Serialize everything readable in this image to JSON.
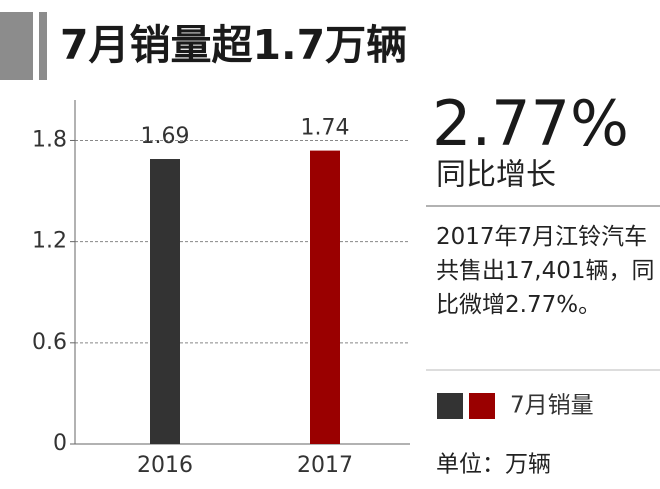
{
  "chart_data": {
    "type": "bar",
    "title": "7月销量超1.7万辆",
    "highlight": "2.77%",
    "highlight_label": "同比增长",
    "description": "2017年7月江铃汽车共售出17,401辆，同比微增2.77%。",
    "unit": "单位：万辆",
    "categories": [
      "2016",
      "2017"
    ],
    "series": [
      {
        "name": "7月销量",
        "colors": [
          "#333333",
          "#9a0000"
        ],
        "values": [
          1.69,
          1.74
        ]
      }
    ],
    "ylim": [
      0,
      2.04
    ],
    "yticks": [
      0,
      0.6,
      1.2,
      1.8
    ],
    "grid": true
  }
}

◆ ◆ ◆ ◆

## AIM OF THE TASK
Each line in the records above should be reproduced exactly; images are not copied.

## RESULT OF THE EXERCISE
Serialize everything readable in this image to JSON.
{
  "chart_data": {
    "type": "bar",
    "title": "7月销量超1.7万辆",
    "highlight": "2.77%",
    "highlight_label": "同比增长",
    "description": "2017年7月江铃汽车共售出17,401辆，同比微增2.77%。",
    "unit": "单位：万辆",
    "categories": [
      "2016",
      "2017"
    ],
    "series": [
      {
        "name": "7月销量",
        "colors": [
          "#333333",
          "#9a0000"
        ],
        "values": [
          1.69,
          1.74
        ]
      }
    ],
    "ylim": [
      0,
      2.04
    ],
    "yticks": [
      0,
      0.6,
      1.2,
      1.8
    ],
    "grid": true
  }
}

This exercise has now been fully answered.